(Dataset records)
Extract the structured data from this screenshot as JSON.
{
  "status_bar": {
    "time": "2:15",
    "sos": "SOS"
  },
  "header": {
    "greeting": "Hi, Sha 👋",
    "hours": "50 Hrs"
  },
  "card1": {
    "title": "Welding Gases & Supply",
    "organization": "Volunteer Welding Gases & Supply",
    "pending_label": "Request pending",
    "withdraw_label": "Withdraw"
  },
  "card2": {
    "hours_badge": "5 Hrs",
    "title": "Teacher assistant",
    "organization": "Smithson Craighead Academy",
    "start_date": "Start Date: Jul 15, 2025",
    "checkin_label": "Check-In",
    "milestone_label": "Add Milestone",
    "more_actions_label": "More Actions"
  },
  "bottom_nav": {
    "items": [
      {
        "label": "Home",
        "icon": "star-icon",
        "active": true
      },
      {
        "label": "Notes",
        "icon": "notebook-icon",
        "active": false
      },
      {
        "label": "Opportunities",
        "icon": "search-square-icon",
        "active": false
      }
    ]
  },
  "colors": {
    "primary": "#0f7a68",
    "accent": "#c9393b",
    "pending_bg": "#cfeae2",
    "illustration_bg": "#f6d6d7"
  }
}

Your instructions :: Go through the material above line by line and copy it exactly.

Response ::
Extract the structured data from this screenshot as JSON.
{
  "status_bar": {
    "time": "2:15",
    "sos": "SOS"
  },
  "header": {
    "greeting": "Hi, Sha 👋",
    "hours": "50 Hrs"
  },
  "card1": {
    "title": "Welding Gases & Supply",
    "organization": "Volunteer Welding Gases & Supply",
    "pending_label": "Request pending",
    "withdraw_label": "Withdraw"
  },
  "card2": {
    "hours_badge": "5 Hrs",
    "title": "Teacher assistant",
    "organization": "Smithson Craighead Academy",
    "start_date": "Start Date: Jul 15, 2025",
    "checkin_label": "Check-In",
    "milestone_label": "Add Milestone",
    "more_actions_label": "More Actions"
  },
  "bottom_nav": {
    "items": [
      {
        "label": "Home",
        "icon": "star-icon",
        "active": true
      },
      {
        "label": "Notes",
        "icon": "notebook-icon",
        "active": false
      },
      {
        "label": "Opportunities",
        "icon": "search-square-icon",
        "active": false
      }
    ]
  },
  "colors": {
    "primary": "#0f7a68",
    "accent": "#c9393b",
    "pending_bg": "#cfeae2",
    "illustration_bg": "#f6d6d7"
  }
}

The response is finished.